#### [What the task asks]
Write out each line exactly as given. Leave the pictures out of your copy.

Saved data entries:
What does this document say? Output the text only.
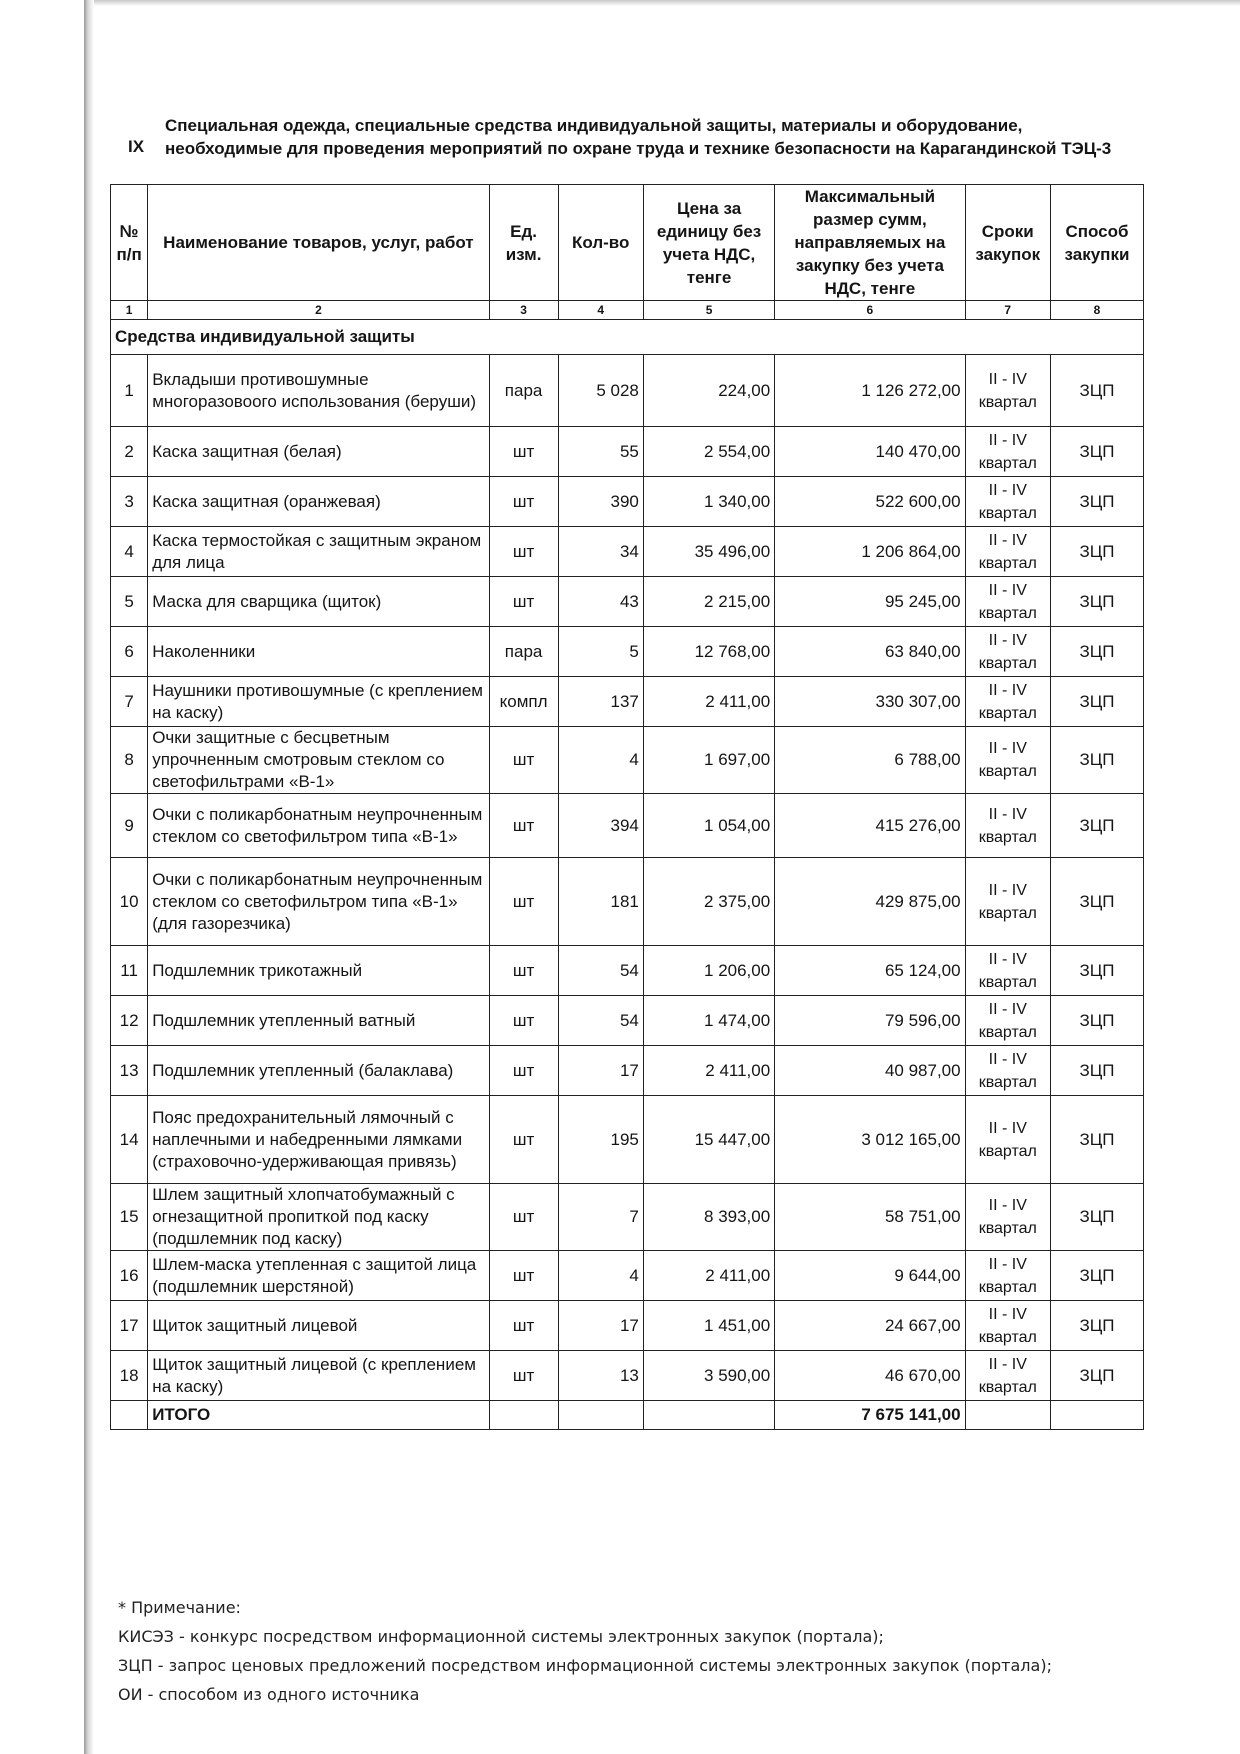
IX
Специальная одежда, специальные средства индивидуальной защиты, материалы и оборудование, необходимые для проведения мероприятий по охране труда и технике безопасности на Карагандинской ТЭЦ-3
№ п/п	Наименование товаров, услуг, работ	Ед. изм.	Кол-во	Цена за единицу без учета НДС, тенге	Максимальный размер сумм, направляемых на закупку без учета НДС, тенге	Сроки закупок	Способ закупки
1	2	3	4	5	6	7	8
Средства индивидуальной защиты							
1	Вкладыши противошумные многоразовоого использования (беруши)	пара	5 028	224,00	1 126 272,00	II - IV квартал	ЗЦП
2	Каска защитная (белая)	шт	55	2 554,00	140 470,00	II - IV квартал	ЗЦП
3	Каска защитная (оранжевая)	шт	390	1 340,00	522 600,00	II - IV квартал	ЗЦП
4	Каска термостойкая с защитным экраном для лица	шт	34	35 496,00	1 206 864,00	II - IV квартал	ЗЦП
5	Маска для сварщика (щиток)	шт	43	2 215,00	95 245,00	II - IV квартал	ЗЦП
6	Наколенники	пара	5	12 768,00	63 840,00	II - IV квартал	ЗЦП
7	Наушники противошумные (с креплением на каску)	компл	137	2 411,00	330 307,00	II - IV квартал	ЗЦП
8	Очки защитные с бесцветным упрочненным смотровым стеклом со светофильтрами «В-1»	шт	4	1 697,00	6 788,00	II - IV квартал	ЗЦП
9	Очки с поликарбонатным неупрочненным стеклом со светофильтром типа «В-1»	шт	394	1 054,00	415 276,00	II - IV квартал	ЗЦП
10	Очки с поликарбонатным неупрочненным стеклом со светофильтром типа «В-1» (для газорезчика)	шт	181	2 375,00	429 875,00	II - IV квартал	ЗЦП
11	Подшлемник трикотажный	шт	54	1 206,00	65 124,00	II - IV квартал	ЗЦП
12	Подшлемник утепленный ватный	шт	54	1 474,00	79 596,00	II - IV квартал	ЗЦП
13	Подшлемник утепленный (балаклава)	шт	17	2 411,00	40 987,00	II - IV квартал	ЗЦП
14	Пояс предохранительный лямочный с наплечными и набедренными лямками (страховочно-удерживающая привязь)	шт	195	15 447,00	3 012 165,00	II - IV квартал	ЗЦП
15	Шлем защитный хлопчатобумажный с огнезащитной пропиткой под каску (подшлемник под каску)	шт	7	8 393,00	58 751,00	II - IV квартал	ЗЦП
16	Шлем-маска утепленная с защитой лица (подшлемник шерстяной)	шт	4	2 411,00	9 644,00	II - IV квартал	ЗЦП
17	Щиток защитный лицевой	шт	17	1 451,00	24 667,00	II - IV квартал	ЗЦП
18	Щиток защитный лицевой (с креплением на каску)	шт	13	3 590,00	46 670,00	II - IV квартал	ЗЦП
	ИТОГО				7 675 141,00		
* Примечание:
КИСЭЗ - конкурс посредством информационной системы электронных закупок (портала);
ЗЦП - запрос ценовых предложений посредством информационной системы электронных закупок (портала);
ОИ - способом из одного источника
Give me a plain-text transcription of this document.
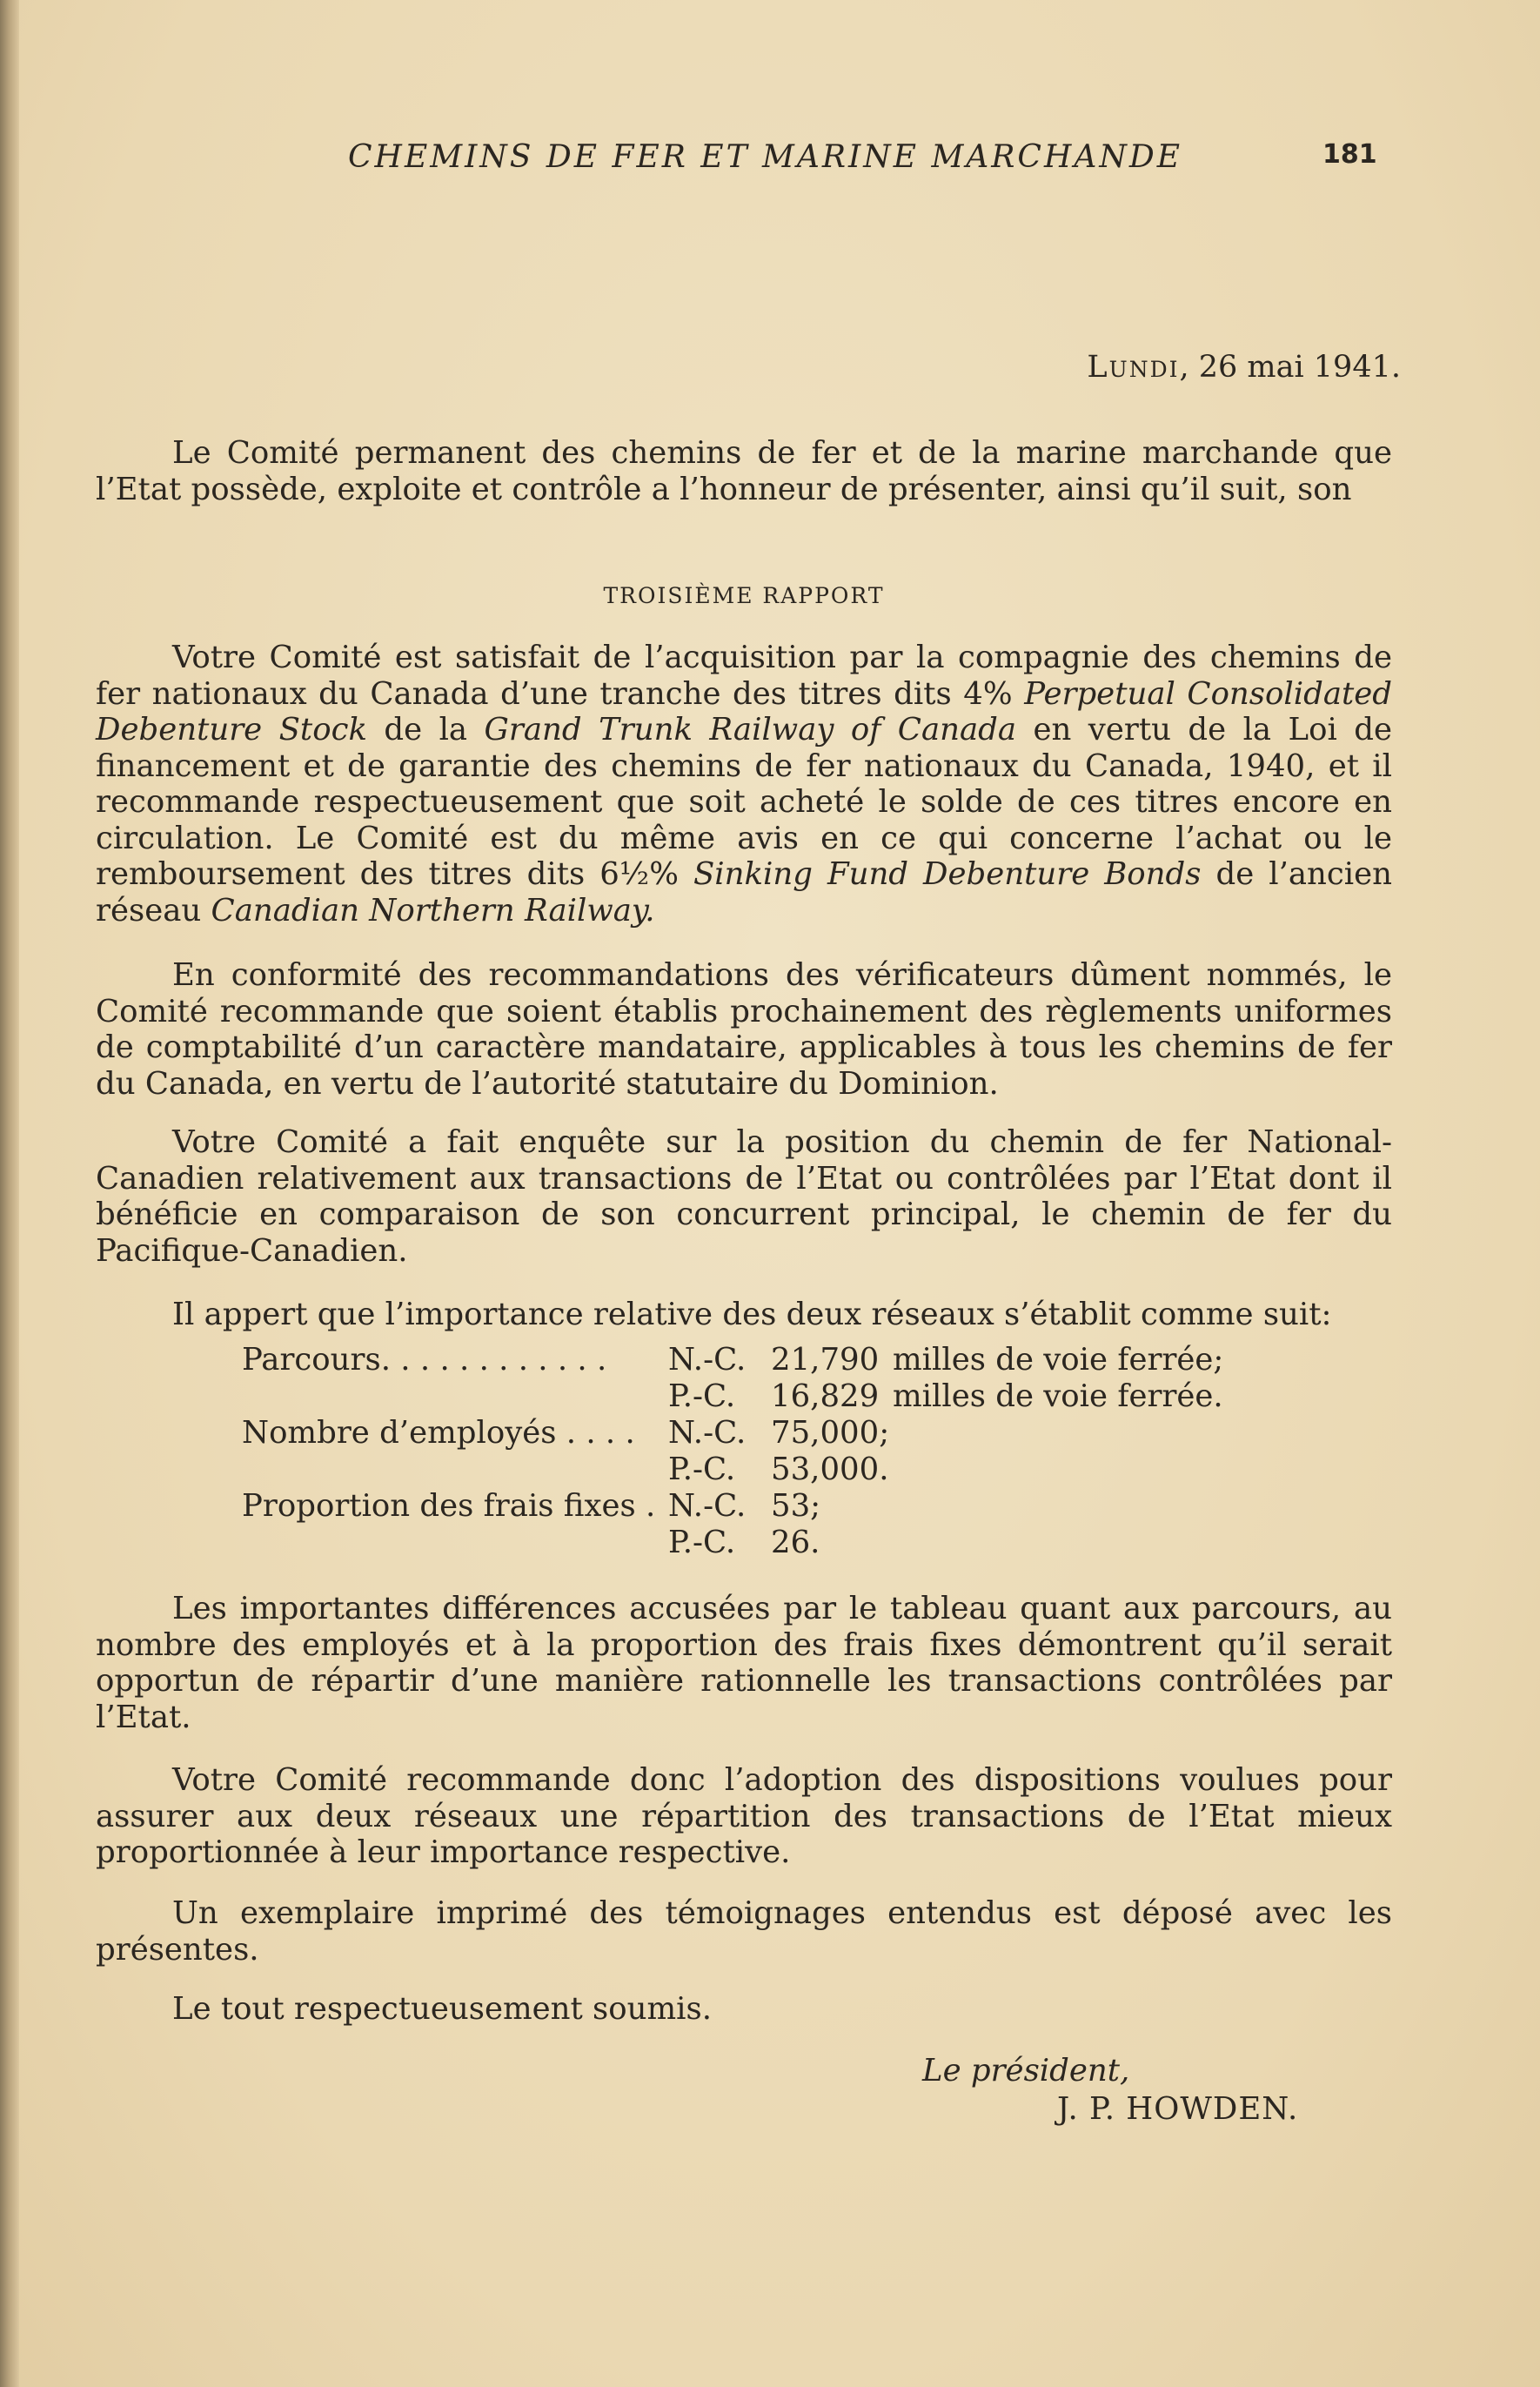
CHEMINS DE FER ET MARINE MARCHANDE	181
Lundi, 26 mai 1941.

Le Comité permanent des chemins de fer et de la marine marchande que l’Etat possède, exploite et contrôle a l’honneur de présenter, ainsi qu’il suit, son

TROISIÈME RAPPORT

Votre Comité est satisfait de l’acquisition par la compagnie des chemins de fer nationaux du Canada d’une tranche des titres dits 4% Perpetual Consolidated Debenture Stock de la Grand Trunk Railway of Canada en vertu de la Loi de financement et de garantie des chemins de fer nationaux du Canada, 1940, et il recommande respectueusement que soit acheté le solde de ces titres encore en circulation. Le Comité est du même avis en ce qui concerne l’achat ou le remboursement des titres dits 6½% Sinking Fund Debenture Bonds de l’ancien réseau Canadian Northern Railway.

En conformité des recommandations des vérificateurs dûment nommés, le Comité recommande que soient établis prochainement des règlements uniformes de comptabilité d’un caractère mandataire, applicables à tous les chemins de fer du Canada, en vertu de l’autorité statutaire du Dominion.

Votre Comité a fait enquête sur la position du chemin de fer National-Canadien relativement aux transactions de l’Etat ou contrôlées par l’Etat dont il bénéficie en comparaison de son concurrent principal, le chemin de fer du Pacifique-Canadien.

Il appert que l’importance relative des deux réseaux s’établit comme suit:

Parcours. . . . . . . . . . . .	N.-C. 21,790 milles de voie ferrée;
P.-C.	16,829 milles de voie ferrée.
Nombre d’employés . . . .	N.-C. 75,000;
P.-C.	53,000.
Proportion des frais fixes . N.-C. 53;
P.-C.	26.

Les importantes différences accusées par le tableau quant aux parcours, au nombre des employés et à la proportion des frais fixes démontrent qu’il serait opportun de répartir d’une manière rationnelle les transactions contrôlées par l’Etat.

Votre Comité recommande donc l’adoption des dispositions voulues pour assurer aux deux réseaux une répartition des transactions de l’Etat mieux proportionnée à leur importance respective.

Un exemplaire imprimé des témoignages entendus est déposé avec les présentes.

Le tout respectueusement soumis.

Le président,
J. P. HOWDEN.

#### [The solution]
What does this document say? Output the text only.
IX
Специальная одежда, специальные средства индивидуальной защиты, материалы и оборудование, необходимые для проведения мероприятий по охране труда и технике безопасности на Карагандинской ТЭЦ-3
№ п/п	Наименование товаров, услуг, работ	Ед. изм.	Кол-во	Цена за единицу без учета НДС, тенге	Максимальный размер сумм, направляемых на закупку без учета НДС, тенге	Сроки закупок	Способ закупки
1	2	3	4	5	6	7	8
Средства индивидуальной защиты							
1	Вкладыши противошумные многоразовоого использования (беруши)	пара	5 028	224,00	1 126 272,00	II - IV квартал	ЗЦП
2	Каска защитная (белая)	шт	55	2 554,00	140 470,00	II - IV квартал	ЗЦП
3	Каска защитная (оранжевая)	шт	390	1 340,00	522 600,00	II - IV квартал	ЗЦП
4	Каска термостойкая с защитным экраном для лица	шт	34	35 496,00	1 206 864,00	II - IV квартал	ЗЦП
5	Маска для сварщика (щиток)	шт	43	2 215,00	95 245,00	II - IV квартал	ЗЦП
6	Наколенники	пара	5	12 768,00	63 840,00	II - IV квартал	ЗЦП
7	Наушники противошумные (с креплением на каску)	компл	137	2 411,00	330 307,00	II - IV квартал	ЗЦП
8	Очки защитные с бесцветным упрочненным смотровым стеклом со светофильтрами «В-1»	шт	4	1 697,00	6 788,00	II - IV квартал	ЗЦП
9	Очки с поликарбонатным неупрочненным стеклом со светофильтром типа «В-1»	шт	394	1 054,00	415 276,00	II - IV квартал	ЗЦП
10	Очки с поликарбонатным неупрочненным стеклом со светофильтром типа «В-1» (для газорезчика)	шт	181	2 375,00	429 875,00	II - IV квартал	ЗЦП
11	Подшлемник трикотажный	шт	54	1 206,00	65 124,00	II - IV квартал	ЗЦП
12	Подшлемник утепленный ватный	шт	54	1 474,00	79 596,00	II - IV квартал	ЗЦП
13	Подшлемник утепленный (балаклава)	шт	17	2 411,00	40 987,00	II - IV квартал	ЗЦП
14	Пояс предохранительный лямочный с наплечными и набедренными лямками (страховочно-удерживающая привязь)	шт	195	15 447,00	3 012 165,00	II - IV квартал	ЗЦП
15	Шлем защитный хлопчатобумажный с огнезащитной пропиткой под каску (подшлемник под каску)	шт	7	8 393,00	58 751,00	II - IV квартал	ЗЦП
16	Шлем-маска утепленная с защитой лица (подшлемник шерстяной)	шт	4	2 411,00	9 644,00	II - IV квартал	ЗЦП
17	Щиток защитный лицевой	шт	17	1 451,00	24 667,00	II - IV квартал	ЗЦП
18	Щиток защитный лицевой (с креплением на каску)	шт	13	3 590,00	46 670,00	II - IV квартал	ЗЦП
	ИТОГО				7 675 141,00		
* Примечание:
КИСЭЗ - конкурс посредством информационной системы электронных закупок (портала);
ЗЦП - запрос ценовых предложений посредством информационной системы электронных закупок (портала);
ОИ - способом из одного источника
Give me a plain-text transcription of this document.
CHEMINS DE FER ET MARINE MARCHANDE	181
Lundi, 26 mai 1941.

Le Comité permanent des chemins de fer et de la marine marchande que l’Etat possède, exploite et contrôle a l’honneur de présenter, ainsi qu’il suit, son

TROISIÈME RAPPORT

Votre Comité est satisfait de l’acquisition par la compagnie des chemins de fer nationaux du Canada d’une tranche des titres dits 4% Perpetual Consolidated Debenture Stock de la Grand Trunk Railway of Canada en vertu de la Loi de financement et de garantie des chemins de fer nationaux du Canada, 1940, et il recommande respectueusement que soit acheté le solde de ces titres encore en circulation. Le Comité est du même avis en ce qui concerne l’achat ou le remboursement des titres dits 6½% Sinking Fund Debenture Bonds de l’ancien réseau Canadian Northern Railway.

En conformité des recommandations des vérificateurs dûment nommés, le Comité recommande que soient établis prochainement des règlements uniformes de comptabilité d’un caractère mandataire, applicables à tous les chemins de fer du Canada, en vertu de l’autorité statutaire du Dominion.

Votre Comité a fait enquête sur la position du chemin de fer National-Canadien relativement aux transactions de l’Etat ou contrôlées par l’Etat dont il bénéficie en comparaison de son concurrent principal, le chemin de fer du Pacifique-Canadien.

Il appert que l’importance relative des deux réseaux s’établit comme suit:

Parcours. . . . . . . . . . . .	N.-C. 21,790 milles de voie ferrée;
P.-C.	16,829 milles de voie ferrée.
Nombre d’employés . . . .	N.-C. 75,000;
P.-C.	53,000.
Proportion des frais fixes . N.-C. 53;
P.-C.	26.

Les importantes différences accusées par le tableau quant aux parcours, au nombre des employés et à la proportion des frais fixes démontrent qu’il serait opportun de répartir d’une manière rationnelle les transactions contrôlées par l’Etat.

Votre Comité recommande donc l’adoption des dispositions voulues pour assurer aux deux réseaux une répartition des transactions de l’Etat mieux proportionnée à leur importance respective.

Un exemplaire imprimé des témoignages entendus est déposé avec les présentes.

Le tout respectueusement soumis.

Le président,
J. P. HOWDEN.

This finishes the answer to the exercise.